Below are some entries. Work out how many of their lines hold the word "Permitting", and write that number alone.

-- START Input rows --

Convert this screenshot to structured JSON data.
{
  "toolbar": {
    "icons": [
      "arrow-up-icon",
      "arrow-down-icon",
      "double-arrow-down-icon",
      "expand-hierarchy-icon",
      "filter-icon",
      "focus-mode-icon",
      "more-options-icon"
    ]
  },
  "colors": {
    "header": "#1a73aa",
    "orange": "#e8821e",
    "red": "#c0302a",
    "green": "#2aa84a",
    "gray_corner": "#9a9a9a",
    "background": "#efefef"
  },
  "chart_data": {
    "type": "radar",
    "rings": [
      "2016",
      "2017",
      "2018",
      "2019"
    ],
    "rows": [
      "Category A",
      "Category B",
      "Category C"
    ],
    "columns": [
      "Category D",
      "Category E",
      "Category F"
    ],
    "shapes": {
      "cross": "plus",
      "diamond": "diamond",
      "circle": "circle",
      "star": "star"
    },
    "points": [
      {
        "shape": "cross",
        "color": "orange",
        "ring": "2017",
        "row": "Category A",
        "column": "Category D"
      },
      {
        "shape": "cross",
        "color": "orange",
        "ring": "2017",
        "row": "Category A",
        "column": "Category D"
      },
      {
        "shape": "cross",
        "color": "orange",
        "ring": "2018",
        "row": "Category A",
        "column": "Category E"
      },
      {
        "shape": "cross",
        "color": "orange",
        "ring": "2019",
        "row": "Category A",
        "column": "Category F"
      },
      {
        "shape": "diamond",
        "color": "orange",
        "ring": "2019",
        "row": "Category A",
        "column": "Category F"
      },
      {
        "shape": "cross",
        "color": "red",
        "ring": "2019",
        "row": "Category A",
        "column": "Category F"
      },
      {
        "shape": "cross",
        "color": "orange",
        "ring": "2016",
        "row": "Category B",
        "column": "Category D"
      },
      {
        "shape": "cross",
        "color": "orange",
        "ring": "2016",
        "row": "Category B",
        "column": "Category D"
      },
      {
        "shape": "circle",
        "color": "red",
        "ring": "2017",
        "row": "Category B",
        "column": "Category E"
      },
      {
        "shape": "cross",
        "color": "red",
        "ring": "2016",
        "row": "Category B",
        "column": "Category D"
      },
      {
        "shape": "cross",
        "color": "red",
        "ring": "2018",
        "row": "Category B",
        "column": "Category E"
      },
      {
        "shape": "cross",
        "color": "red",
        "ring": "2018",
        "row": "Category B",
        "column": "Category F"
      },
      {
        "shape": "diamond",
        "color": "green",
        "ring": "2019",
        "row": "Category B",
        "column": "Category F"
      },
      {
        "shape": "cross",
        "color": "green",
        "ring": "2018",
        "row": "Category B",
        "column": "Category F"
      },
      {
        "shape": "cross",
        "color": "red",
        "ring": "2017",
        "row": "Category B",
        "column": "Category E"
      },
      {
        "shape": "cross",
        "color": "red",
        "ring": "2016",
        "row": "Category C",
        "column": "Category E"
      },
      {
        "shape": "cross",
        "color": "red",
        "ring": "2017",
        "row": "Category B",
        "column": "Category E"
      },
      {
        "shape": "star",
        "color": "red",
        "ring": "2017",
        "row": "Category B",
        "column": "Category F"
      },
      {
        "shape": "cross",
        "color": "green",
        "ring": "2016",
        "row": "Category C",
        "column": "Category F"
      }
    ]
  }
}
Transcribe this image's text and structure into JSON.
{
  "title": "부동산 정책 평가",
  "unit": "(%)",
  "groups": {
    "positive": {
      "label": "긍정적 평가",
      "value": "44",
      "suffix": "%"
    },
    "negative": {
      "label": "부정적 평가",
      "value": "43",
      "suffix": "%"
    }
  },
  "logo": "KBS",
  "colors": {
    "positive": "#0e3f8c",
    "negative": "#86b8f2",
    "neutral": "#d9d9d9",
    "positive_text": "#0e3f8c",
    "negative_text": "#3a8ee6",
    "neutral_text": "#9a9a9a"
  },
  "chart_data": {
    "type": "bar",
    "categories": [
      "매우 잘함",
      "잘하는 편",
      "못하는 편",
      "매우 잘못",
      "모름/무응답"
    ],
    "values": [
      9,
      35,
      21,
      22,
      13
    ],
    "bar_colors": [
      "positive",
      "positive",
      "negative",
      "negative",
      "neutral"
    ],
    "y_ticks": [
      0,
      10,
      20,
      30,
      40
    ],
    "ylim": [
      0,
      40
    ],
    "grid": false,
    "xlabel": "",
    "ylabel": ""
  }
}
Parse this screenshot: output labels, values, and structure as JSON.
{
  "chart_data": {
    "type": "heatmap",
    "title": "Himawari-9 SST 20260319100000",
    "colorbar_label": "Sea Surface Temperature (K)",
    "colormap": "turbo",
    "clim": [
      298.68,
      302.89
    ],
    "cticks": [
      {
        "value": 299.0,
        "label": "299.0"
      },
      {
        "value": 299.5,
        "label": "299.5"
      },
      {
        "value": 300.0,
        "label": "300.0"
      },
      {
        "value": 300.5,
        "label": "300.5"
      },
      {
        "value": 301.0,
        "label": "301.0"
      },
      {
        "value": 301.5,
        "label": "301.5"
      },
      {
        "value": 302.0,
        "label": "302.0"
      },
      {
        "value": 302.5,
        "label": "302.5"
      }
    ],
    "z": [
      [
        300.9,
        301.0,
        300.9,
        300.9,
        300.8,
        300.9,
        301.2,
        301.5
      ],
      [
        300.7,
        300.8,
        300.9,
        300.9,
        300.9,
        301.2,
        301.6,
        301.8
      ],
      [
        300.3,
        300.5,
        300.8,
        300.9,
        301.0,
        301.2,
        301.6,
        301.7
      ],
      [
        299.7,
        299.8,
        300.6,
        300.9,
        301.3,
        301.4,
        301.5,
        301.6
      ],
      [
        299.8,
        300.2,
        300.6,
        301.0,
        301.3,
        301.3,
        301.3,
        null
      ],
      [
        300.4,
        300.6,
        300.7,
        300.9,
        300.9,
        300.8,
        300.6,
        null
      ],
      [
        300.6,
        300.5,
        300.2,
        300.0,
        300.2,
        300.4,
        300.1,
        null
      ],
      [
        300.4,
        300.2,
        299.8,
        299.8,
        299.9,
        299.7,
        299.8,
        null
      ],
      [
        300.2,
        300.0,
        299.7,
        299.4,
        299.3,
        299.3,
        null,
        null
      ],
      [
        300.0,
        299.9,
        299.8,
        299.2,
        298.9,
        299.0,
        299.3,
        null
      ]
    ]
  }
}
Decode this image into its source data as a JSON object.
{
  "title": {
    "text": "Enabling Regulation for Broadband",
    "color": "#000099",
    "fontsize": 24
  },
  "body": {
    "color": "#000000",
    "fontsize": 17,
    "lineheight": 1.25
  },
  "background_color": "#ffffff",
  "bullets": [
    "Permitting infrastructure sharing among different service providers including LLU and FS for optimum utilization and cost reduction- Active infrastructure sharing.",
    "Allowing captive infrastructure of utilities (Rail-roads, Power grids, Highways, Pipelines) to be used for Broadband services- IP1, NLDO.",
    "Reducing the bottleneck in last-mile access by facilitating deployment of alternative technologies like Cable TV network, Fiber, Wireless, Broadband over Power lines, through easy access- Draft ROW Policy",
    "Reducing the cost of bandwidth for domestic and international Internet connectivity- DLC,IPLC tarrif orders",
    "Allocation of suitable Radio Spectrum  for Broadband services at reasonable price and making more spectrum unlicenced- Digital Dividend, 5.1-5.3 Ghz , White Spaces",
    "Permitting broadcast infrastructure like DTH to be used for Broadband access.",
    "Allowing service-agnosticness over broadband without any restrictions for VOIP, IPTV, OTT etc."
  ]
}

-- END Input rows --

Output for this exercise: 2